■ **EXTRACTED TEXT**:
* * * * * * *
When this fell apart Julianne peered around her, taking stock, without a hint of shoplifting, falling in with Manuella Zwingmann who had just vacated the drumstool of X-Mal Deutschland. Together with a most unlikely choice, the fop-haired Chris Club of Vague fanzine, entirely untainted by musical talent, they considered something that would fill up their time and fill their minds with bravado. Tim Bricheno, having left Aemotii Crii, stumbled into view. Andy Cousin would do likewise, first stopping off to make a record with Pink And Black, ‘Sometimes I Wish', featuring Rob Stroud (ex-Sex Gang, now Cosmic 666) and Michelle Yee-Chong (now Junior Manson Slags).

Operating briefly as The Swarm, with Tim firing off his guitar and some Ferguson chap on drums, the songs took shape, one of them being ‘D For Desire' that would emerge as the debut single in 1985 on their own Eden Records, clad in a 23 Envelope sleeve designed by Vaughan of that celebrated company. With James Richard Jackson on bass they managed to get through their lean cuisine, deflecting Cocteau's comparisons, just, with a sturdy energy and the great line, ‘I cram my head with your sanity' on the B-side, ‘Don't Follow Me (March Hare)'. Taped evidence of other songs, including ‘This Isn't Heaven' show nicely rocketeering drums, as ‘A Trembling Hand' quivered with strident squalls of wandering vocals but they all outstay their welcome, usually rescued by neatly watchful guitar. Julianne's voice didn't sound anything like it sounds today, rendered more through a funnel, her sponge-like awareness of what was going on around her restraining a natural flow.

Andy, bass held like a Napoleonic musket, jutting from the hip as though he wished to invent phallic imagery, joined them for a second single, an ethereal toast rack entitled ‘In The Clouds', which should be eagerly sought out by collectors for the strikingly evocative flips of ‘End Of The Day' and ‘Love Leads Nowhere'. This time with a drummer called Matt Kemp they not only found their feet, but managed their finances better, using a child's artwork for the sleeve.

"The last sleeve, ‘D For Desire', cost nearly two thousand pounds," Tim could laugh afterwards, "More than the recording!"

"Vaughan did it for free," Julianne chips in, "but he's very meticulous about printing and apparently it was a very expensive print, so we thought we'd cut as many corners as possible on this one and exploit an under-five year old."

Could the lyrics accurately be described as Hippy shit?

"Yes, I've got no defence for it," Julianne shuddered. "That's exactly what it is. How embarrassing! I was very into God lyrics at the time and one day Tim said do you think you could get it together to write some non-God lyrics? When you look at the words it's a bit dodgy, because they're so dopey and naive that somebody could really laugh you out of the room when you put it on, or sit there and go like this (wobbles head) like everybody else."
* * * * * * *
■ **DATA SHOWN**:
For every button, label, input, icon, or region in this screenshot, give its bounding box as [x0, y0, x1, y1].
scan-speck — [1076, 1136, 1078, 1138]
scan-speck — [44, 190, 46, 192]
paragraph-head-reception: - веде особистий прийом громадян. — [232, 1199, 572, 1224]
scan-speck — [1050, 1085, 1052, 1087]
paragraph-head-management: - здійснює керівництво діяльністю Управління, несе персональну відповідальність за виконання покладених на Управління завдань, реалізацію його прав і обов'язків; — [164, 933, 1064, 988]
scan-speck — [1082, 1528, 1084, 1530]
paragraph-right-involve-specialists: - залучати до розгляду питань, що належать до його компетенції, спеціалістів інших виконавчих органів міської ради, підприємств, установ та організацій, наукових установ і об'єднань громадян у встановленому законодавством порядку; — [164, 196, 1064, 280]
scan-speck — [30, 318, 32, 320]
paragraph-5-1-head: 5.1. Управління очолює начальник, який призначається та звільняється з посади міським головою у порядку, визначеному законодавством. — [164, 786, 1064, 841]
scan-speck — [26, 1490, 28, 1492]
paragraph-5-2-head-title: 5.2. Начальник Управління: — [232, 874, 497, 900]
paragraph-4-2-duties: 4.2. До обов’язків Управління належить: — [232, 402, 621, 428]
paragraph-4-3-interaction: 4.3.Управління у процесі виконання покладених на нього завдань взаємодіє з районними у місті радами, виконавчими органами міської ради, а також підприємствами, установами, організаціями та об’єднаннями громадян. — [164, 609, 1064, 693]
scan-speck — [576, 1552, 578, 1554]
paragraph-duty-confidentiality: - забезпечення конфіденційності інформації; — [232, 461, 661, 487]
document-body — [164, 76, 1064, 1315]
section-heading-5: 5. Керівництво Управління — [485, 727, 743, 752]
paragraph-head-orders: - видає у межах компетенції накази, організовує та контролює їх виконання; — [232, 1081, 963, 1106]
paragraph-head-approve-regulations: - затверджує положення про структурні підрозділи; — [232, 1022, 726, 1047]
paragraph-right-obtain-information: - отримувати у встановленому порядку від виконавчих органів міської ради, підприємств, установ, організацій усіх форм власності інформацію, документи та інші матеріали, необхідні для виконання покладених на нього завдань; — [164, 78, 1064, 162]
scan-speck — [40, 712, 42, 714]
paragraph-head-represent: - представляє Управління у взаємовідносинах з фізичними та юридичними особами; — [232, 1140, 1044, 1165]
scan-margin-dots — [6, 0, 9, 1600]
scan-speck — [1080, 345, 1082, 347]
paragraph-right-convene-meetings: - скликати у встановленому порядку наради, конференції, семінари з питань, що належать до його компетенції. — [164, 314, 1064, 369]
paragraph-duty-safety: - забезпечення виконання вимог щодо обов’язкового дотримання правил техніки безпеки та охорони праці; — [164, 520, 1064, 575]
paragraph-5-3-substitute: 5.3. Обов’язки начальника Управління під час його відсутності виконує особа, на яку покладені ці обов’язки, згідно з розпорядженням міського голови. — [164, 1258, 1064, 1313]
* * * * * * *
■ **TASK OBJECTIVE**: Copy out the band history from "Andy, bass held" through "as Hippy shit?", renaming "Matt Kemp" to "Matthew Kemp". None of the items have any bearing on this.

■ **WRITTEN ANSWER**:
Andy, bass held like a Napoleonic musket, jutting from the hip as though he wished to invent phallic imagery, joined them for a second single, an ethereal toast rack entitled ‘In The Clouds', which should be eagerly sought out by collectors for the strikingly evocative flips of ‘End Of The Day' and ‘Love Leads Nowhere'. This time with a drummer called Matthew Kemp they not only found their feet, but managed their finances better, using a child's artwork for the sleeve.

"The last sleeve, ‘D For Desire', cost nearly two thousand pounds," Tim could laugh afterwards, "More than the recording!"

"Vaughan did it for free," Julianne chips in, "but he's very meticulous about printing and apparently it was a very expensive print, so we thought we'd cut as many corners as possible on this one and exploit an under-five year old."

Could the lyrics accurately be described as Hippy shit?